- **Exercise details**
Please return the full listing below without altering anything.

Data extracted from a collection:
** Begin **

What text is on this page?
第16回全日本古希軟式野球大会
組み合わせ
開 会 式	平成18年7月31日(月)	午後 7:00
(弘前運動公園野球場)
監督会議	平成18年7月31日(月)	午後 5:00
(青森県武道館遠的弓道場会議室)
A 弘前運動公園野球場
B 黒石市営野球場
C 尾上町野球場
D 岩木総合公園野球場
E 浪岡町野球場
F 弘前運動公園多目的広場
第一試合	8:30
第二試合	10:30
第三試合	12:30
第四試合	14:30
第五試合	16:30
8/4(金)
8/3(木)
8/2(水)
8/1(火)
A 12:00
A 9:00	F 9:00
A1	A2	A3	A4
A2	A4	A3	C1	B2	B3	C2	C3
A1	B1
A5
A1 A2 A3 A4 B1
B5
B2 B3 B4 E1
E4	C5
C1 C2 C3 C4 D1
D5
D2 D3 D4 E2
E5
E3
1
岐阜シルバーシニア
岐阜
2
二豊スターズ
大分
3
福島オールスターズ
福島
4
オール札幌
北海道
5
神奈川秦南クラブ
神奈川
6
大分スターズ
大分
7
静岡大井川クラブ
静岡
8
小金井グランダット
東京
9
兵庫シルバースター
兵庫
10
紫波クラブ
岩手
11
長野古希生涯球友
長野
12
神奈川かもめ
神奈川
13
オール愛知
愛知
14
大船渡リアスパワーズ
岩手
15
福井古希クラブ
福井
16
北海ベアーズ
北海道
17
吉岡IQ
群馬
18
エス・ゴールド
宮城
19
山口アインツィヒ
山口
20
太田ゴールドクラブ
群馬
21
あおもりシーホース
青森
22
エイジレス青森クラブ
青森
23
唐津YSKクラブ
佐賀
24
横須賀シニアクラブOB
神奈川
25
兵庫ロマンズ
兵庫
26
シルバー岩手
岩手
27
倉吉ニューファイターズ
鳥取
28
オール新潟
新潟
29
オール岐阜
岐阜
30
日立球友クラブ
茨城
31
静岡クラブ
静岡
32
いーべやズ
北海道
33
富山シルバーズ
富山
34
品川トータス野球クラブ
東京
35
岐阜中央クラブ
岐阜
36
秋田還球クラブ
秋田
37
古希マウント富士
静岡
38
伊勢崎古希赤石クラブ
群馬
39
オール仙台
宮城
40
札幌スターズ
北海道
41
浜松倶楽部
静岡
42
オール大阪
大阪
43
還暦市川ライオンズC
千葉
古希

** End **

- **The solution**
What text is on this page?
第16回全日本古希軟式野球大会
組み合わせ
開 会 式	平成18年7月31日(月)	午後 7:00
(弘前運動公園野球場)
監督会議	平成18年7月31日(月)	午後 5:00
(青森県武道館遠的弓道場会議室)
A 弘前運動公園野球場
B 黒石市営野球場
C 尾上町野球場
D 岩木総合公園野球場
E 浪岡町野球場
F 弘前運動公園多目的広場
第一試合	8:30
第二試合	10:30
第三試合	12:30
第四試合	14:30
第五試合	16:30
8/4(金)
8/3(木)
8/2(水)
8/1(火)
A 12:00
A 9:00	F 9:00
A1	A2	A3	A4
A2	A4	A3	C1	B2	B3	C2	C3
A1	B1
A5
A1 A2 A3 A4 B1
B5
B2 B3 B4 E1
E4	C5
C1 C2 C3 C4 D1
D5
D2 D3 D4 E2
E5
E3
1
岐阜シルバーシニア
岐阜
2
二豊スターズ
大分
3
福島オールスターズ
福島
4
オール札幌
北海道
5
神奈川秦南クラブ
神奈川
6
大分スターズ
大分
7
静岡大井川クラブ
静岡
8
小金井グランダット
東京
9
兵庫シルバースター
兵庫
10
紫波クラブ
岩手
11
長野古希生涯球友
長野
12
神奈川かもめ
神奈川
13
オール愛知
愛知
14
大船渡リアスパワーズ
岩手
15
福井古希クラブ
福井
16
北海ベアーズ
北海道
17
吉岡IQ
群馬
18
エス・ゴールド
宮城
19
山口アインツィヒ
山口
20
太田ゴールドクラブ
群馬
21
あおもりシーホース
青森
22
エイジレス青森クラブ
青森
23
唐津YSKクラブ
佐賀
24
横須賀シニアクラブOB
神奈川
25
兵庫ロマンズ
兵庫
26
シルバー岩手
岩手
27
倉吉ニューファイターズ
鳥取
28
オール新潟
新潟
29
オール岐阜
岐阜
30
日立球友クラブ
茨城
31
静岡クラブ
静岡
32
いーべやズ
北海道
33
富山シルバーズ
富山
34
品川トータス野球クラブ
東京
35
岐阜中央クラブ
岐阜
36
秋田還球クラブ
秋田
37
古希マウント富士
静岡
38
伊勢崎古希赤石クラブ
群馬
39
オール仙台
宮城
40
札幌スターズ
北海道
41
浜松倶楽部
静岡
42
オール大阪
大阪
43
還暦市川ライオンズC
千葉
古希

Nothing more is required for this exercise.